→ Given request:
Every line of the material is to be quoted verbatim, minus the pictures.

***

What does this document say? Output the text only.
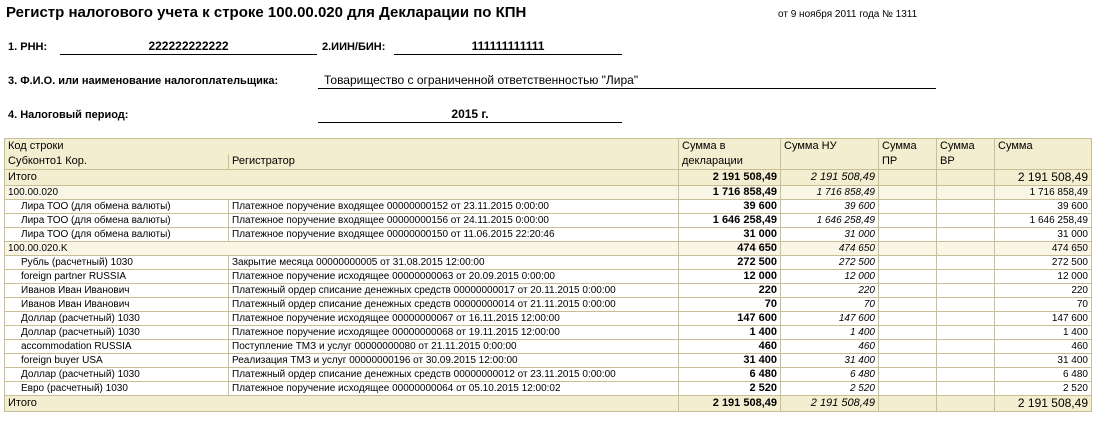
Регистр налогового учета к строке 100.00.020 для Декларации по КПН	от 9 ноября 2011 года № 1311
1. РНН:	222222222222	2.ИИН/БИН:	111111111111
3. Ф.И.О. или наименование налогоплательщика:	Товарищество с ограниченной ответственностью "Лира"
4. Налоговый период:	2015 г.
Код строки		Сумма в декларации	Сумма НУ	Сумма ПР	Сумма ВР	Сумма
Субконто1 Кор.	Регистратор					
Итого		2 191 508,49	2 191 508,49			2 191 508,49
100.00.020		1 716 858,49	1 716 858,49			1 716 858,49
Лира ТОО (для обмена валюты)	Платежное поручение входящее 00000000152 от 23.11.2015 0:00:00	39 600	39 600			39 600
Лира ТОО (для обмена валюты)	Платежное поручение входящее 00000000156 от 24.11.2015 0:00:00	1 646 258,49	1 646 258,49			1 646 258,49
Лира ТОО (для обмена валюты)	Платежное поручение входящее 00000000150 от 11.06.2015 22:20:46	31 000	31 000			31 000
100.00.020.K		474 650	474 650			474 650
Рубль (расчетный) 1030	Закрытие месяца 00000000005 от 31.08.2015 12:00:00	272 500	272 500			272 500
foreign partner RUSSIA	Платежное поручение исходящее 00000000063 от 20.09.2015 0:00:00	12 000	12 000			12 000
Иванов Иван Иванович	Платежный ордер списание денежных средств 00000000017 от 20.11.2015 0:00:00	220	220			220
Иванов Иван Иванович	Платежный ордер списание денежных средств 00000000014 от 21.11.2015 0:00:00	70	70			70
Доллар (расчетный) 1030	Платежное поручение исходящее 00000000067 от 16.11.2015 12:00:00	147 600	147 600			147 600
Доллар (расчетный) 1030	Платежное поручение исходящее 00000000068 от 19.11.2015 12:00:00	1 400	1 400			1 400
accommodation RUSSIA	Поступление ТМЗ и услуг 00000000080 от 21.11.2015 0:00:00	460	460			460
foreign buyer USA	Реализация ТМЗ и услуг 00000000196 от 30.09.2015 12:00:00	31 400	31 400			31 400
Доллар (расчетный) 1030	Платежный ордер списание денежных средств 00000000012 от 23.11.2015 0:00:00	6 480	6 480			6 480
Евро (расчетный) 1030	Платежное поручение исходящее 00000000064 от 05.10.2015 12:00:02	2 520	2 520			2 520
Итого		2 191 508,49	2 191 508,49			2 191 508,49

***

→ Task answer:
What does this document say? Output the text only.
Регистр налогового учета к строке 100.00.020 для Декларации по КПН	от 9 ноября 2011 года № 1311
1. РНН:	222222222222	2.ИИН/БИН:	111111111111
3. Ф.И.О. или наименование налогоплательщика:	Товарищество с ограниченной ответственностью "Лира"
4. Налоговый период:	2015 г.
Код строки		Сумма в декларации	Сумма НУ	Сумма ПР	Сумма ВР	Сумма
Субконто1 Кор.	Регистратор					
Итого		2 191 508,49	2 191 508,49			2 191 508,49
100.00.020		1 716 858,49	1 716 858,49			1 716 858,49
Лира ТОО (для обмена валюты)	Платежное поручение входящее 00000000152 от 23.11.2015 0:00:00	39 600	39 600			39 600
Лира ТОО (для обмена валюты)	Платежное поручение входящее 00000000156 от 24.11.2015 0:00:00	1 646 258,49	1 646 258,49			1 646 258,49
Лира ТОО (для обмена валюты)	Платежное поручение входящее 00000000150 от 11.06.2015 22:20:46	31 000	31 000			31 000
100.00.020.K		474 650	474 650			474 650
Рубль (расчетный) 1030	Закрытие месяца 00000000005 от 31.08.2015 12:00:00	272 500	272 500			272 500
foreign partner RUSSIA	Платежное поручение исходящее 00000000063 от 20.09.2015 0:00:00	12 000	12 000			12 000
Иванов Иван Иванович	Платежный ордер списание денежных средств 00000000017 от 20.11.2015 0:00:00	220	220			220
Иванов Иван Иванович	Платежный ордер списание денежных средств 00000000014 от 21.11.2015 0:00:00	70	70			70
Доллар (расчетный) 1030	Платежное поручение исходящее 00000000067 от 16.11.2015 12:00:00	147 600	147 600			147 600
Доллар (расчетный) 1030	Платежное поручение исходящее 00000000068 от 19.11.2015 12:00:00	1 400	1 400			1 400
accommodation RUSSIA	Поступление ТМЗ и услуг 00000000080 от 21.11.2015 0:00:00	460	460			460
foreign buyer USA	Реализация ТМЗ и услуг 00000000196 от 30.09.2015 12:00:00	31 400	31 400			31 400
Доллар (расчетный) 1030	Платежный ордер списание денежных средств 00000000012 от 23.11.2015 0:00:00	6 480	6 480			6 480
Евро (расчетный) 1030	Платежное поручение исходящее 00000000064 от 05.10.2015 12:00:02	2 520	2 520			2 520
Итого		2 191 508,49	2 191 508,49			2 191 508,49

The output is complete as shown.